**THE TASK:**
Output every line of the entries from the line containing "Read all visible content and emit it as JSON." through the last, exactly, with no other content.

[Dataset excerpt]

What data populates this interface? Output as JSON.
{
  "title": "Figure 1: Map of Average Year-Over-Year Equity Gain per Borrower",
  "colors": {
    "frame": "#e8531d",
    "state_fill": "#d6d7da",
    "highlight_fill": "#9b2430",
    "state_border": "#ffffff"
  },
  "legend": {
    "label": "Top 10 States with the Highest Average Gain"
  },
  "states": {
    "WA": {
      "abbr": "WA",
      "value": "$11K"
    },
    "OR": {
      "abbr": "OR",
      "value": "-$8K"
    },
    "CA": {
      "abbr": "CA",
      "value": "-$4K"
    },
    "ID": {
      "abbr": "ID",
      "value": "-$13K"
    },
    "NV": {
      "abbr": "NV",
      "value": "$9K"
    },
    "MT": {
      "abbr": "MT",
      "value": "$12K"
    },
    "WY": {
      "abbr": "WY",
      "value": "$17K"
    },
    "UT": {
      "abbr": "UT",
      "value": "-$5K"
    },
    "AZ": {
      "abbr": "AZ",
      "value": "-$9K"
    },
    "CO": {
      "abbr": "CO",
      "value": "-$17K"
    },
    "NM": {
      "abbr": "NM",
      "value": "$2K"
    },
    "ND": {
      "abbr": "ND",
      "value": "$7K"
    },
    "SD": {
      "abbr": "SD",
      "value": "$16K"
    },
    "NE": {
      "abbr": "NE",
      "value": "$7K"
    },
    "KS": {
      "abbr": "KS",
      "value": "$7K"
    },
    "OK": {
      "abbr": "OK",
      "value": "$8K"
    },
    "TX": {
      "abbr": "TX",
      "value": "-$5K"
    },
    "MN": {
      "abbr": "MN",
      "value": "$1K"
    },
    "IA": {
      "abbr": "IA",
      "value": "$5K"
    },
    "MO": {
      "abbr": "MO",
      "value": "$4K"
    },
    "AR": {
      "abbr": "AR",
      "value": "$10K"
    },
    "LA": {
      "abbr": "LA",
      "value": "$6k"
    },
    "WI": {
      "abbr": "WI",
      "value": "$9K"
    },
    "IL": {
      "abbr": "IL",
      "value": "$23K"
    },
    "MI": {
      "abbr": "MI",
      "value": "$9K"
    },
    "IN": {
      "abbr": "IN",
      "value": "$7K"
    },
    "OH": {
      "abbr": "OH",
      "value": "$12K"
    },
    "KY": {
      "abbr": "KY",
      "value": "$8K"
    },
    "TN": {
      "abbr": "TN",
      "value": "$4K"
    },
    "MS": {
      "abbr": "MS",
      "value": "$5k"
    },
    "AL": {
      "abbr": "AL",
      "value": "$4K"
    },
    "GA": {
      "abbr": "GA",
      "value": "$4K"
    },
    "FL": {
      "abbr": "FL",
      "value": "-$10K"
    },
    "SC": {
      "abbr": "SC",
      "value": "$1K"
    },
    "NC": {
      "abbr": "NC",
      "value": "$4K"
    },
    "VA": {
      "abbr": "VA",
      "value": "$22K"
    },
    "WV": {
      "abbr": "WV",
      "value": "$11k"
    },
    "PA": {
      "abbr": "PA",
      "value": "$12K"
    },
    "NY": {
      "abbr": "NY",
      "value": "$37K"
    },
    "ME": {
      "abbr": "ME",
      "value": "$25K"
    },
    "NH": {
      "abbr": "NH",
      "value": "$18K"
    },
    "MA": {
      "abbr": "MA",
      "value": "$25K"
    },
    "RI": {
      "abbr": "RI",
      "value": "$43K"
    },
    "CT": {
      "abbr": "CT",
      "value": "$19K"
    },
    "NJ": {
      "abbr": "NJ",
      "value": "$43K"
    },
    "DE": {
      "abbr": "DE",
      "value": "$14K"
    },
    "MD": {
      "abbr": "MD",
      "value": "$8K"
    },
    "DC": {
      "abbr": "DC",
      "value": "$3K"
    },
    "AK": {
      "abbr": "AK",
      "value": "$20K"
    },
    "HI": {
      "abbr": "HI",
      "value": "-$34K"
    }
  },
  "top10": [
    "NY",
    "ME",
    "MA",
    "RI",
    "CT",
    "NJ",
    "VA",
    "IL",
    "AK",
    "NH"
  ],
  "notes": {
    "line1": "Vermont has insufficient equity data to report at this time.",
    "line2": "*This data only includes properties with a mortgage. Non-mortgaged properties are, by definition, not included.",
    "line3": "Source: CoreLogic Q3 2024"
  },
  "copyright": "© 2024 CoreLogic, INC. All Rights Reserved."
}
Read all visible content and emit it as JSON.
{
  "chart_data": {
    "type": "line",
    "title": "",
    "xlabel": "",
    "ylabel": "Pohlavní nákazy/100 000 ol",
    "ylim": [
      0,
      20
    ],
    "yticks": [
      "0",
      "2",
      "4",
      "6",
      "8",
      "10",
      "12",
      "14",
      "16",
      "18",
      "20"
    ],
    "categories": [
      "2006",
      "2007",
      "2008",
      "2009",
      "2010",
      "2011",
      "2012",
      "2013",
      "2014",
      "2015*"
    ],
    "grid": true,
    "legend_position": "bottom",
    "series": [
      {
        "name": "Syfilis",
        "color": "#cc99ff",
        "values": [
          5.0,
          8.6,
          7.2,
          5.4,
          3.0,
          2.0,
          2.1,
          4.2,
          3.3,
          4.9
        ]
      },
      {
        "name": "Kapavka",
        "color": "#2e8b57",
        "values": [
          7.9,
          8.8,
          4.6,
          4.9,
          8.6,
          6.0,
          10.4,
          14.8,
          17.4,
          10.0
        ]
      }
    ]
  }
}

**SOLUTION FOR THIS TASK:**
Read all visible content and emit it as JSON.
{
  "chart_data": {
    "type": "line",
    "title": "",
    "xlabel": "",
    "ylabel": "Pohlavní nákazy/100 000 ol",
    "ylim": [
      0,
      20
    ],
    "yticks": [
      "0",
      "2",
      "4",
      "6",
      "8",
      "10",
      "12",
      "14",
      "16",
      "18",
      "20"
    ],
    "categories": [
      "2006",
      "2007",
      "2008",
      "2009",
      "2010",
      "2011",
      "2012",
      "2013",
      "2014",
      "2015*"
    ],
    "grid": true,
    "legend_position": "bottom",
    "series": [
      {
        "name": "Syfilis",
        "color": "#cc99ff",
        "values": [
          5.0,
          8.6,
          7.2,
          5.4,
          3.0,
          2.0,
          2.1,
          4.2,
          3.3,
          4.9
        ]
      },
      {
        "name": "Kapavka",
        "color": "#2e8b57",
        "values": [
          7.9,
          8.8,
          4.6,
          4.9,
          8.6,
          6.0,
          10.4,
          14.8,
          17.4,
          10.0
        ]
      }
    ]
  }
}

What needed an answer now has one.